### Work to be completed
Extract the full set of records, then give each one again exactly.
□ □ □
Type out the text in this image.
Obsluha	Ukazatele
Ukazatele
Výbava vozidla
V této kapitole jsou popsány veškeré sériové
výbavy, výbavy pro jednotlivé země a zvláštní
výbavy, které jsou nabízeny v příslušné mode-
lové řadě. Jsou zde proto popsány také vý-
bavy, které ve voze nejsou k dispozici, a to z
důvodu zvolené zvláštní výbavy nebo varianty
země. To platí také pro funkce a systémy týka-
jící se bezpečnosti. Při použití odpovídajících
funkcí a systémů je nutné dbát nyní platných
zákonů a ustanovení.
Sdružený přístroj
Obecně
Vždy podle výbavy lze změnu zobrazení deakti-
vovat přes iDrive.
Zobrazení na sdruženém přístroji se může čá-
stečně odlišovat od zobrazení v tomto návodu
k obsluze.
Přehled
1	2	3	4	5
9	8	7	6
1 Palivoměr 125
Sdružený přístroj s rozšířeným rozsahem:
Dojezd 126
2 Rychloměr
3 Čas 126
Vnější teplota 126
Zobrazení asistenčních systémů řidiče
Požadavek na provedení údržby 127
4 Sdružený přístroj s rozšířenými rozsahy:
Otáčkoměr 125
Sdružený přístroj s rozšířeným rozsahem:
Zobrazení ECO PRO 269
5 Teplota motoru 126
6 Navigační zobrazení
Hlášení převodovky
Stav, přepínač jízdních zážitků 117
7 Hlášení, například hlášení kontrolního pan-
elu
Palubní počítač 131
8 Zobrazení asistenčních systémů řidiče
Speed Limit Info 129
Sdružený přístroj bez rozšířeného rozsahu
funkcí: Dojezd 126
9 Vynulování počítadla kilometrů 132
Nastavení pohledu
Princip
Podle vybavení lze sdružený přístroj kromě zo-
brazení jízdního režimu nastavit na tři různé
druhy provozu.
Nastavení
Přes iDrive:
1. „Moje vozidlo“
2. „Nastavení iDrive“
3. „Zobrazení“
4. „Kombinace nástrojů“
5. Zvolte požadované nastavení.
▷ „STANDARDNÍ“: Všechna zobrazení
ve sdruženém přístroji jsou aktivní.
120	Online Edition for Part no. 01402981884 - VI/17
□ □ □
### Result of this task
Type out the text in this image.
Obsluha	Ukazatele
Ukazatele
Výbava vozidla
V této kapitole jsou popsány veškeré sériové
výbavy, výbavy pro jednotlivé země a zvláštní
výbavy, které jsou nabízeny v příslušné mode-
lové řadě. Jsou zde proto popsány také vý-
bavy, které ve voze nejsou k dispozici, a to z
důvodu zvolené zvláštní výbavy nebo varianty
země. To platí také pro funkce a systémy týka-
jící se bezpečnosti. Při použití odpovídajících
funkcí a systémů je nutné dbát nyní platných
zákonů a ustanovení.
Sdružený přístroj
Obecně
Vždy podle výbavy lze změnu zobrazení deakti-
vovat přes iDrive.
Zobrazení na sdruženém přístroji se může čá-
stečně odlišovat od zobrazení v tomto návodu
k obsluze.
Přehled
1	2	3	4	5
9	8	7	6
1 Palivoměr 125
Sdružený přístroj s rozšířeným rozsahem:
Dojezd 126
2 Rychloměr
3 Čas 126
Vnější teplota 126
Zobrazení asistenčních systémů řidiče
Požadavek na provedení údržby 127
4 Sdružený přístroj s rozšířenými rozsahy:
Otáčkoměr 125
Sdružený přístroj s rozšířeným rozsahem:
Zobrazení ECO PRO 269
5 Teplota motoru 126
6 Navigační zobrazení
Hlášení převodovky
Stav, přepínač jízdních zážitků 117
7 Hlášení, například hlášení kontrolního pan-
elu
Palubní počítač 131
8 Zobrazení asistenčních systémů řidiče
Speed Limit Info 129
Sdružený přístroj bez rozšířeného rozsahu
funkcí: Dojezd 126
9 Vynulování počítadla kilometrů 132
Nastavení pohledu
Princip
Podle vybavení lze sdružený přístroj kromě zo-
brazení jízdního režimu nastavit na tři různé
druhy provozu.
Nastavení
Přes iDrive:
1. „Moje vozidlo“
2. „Nastavení iDrive“
3. „Zobrazení“
4. „Kombinace nástrojů“
5. Zvolte požadované nastavení.
▷ „STANDARDNÍ“: Všechna zobrazení
ve sdruženém přístroji jsou aktivní.
120	Online Edition for Part no. 01402981884 - VI/17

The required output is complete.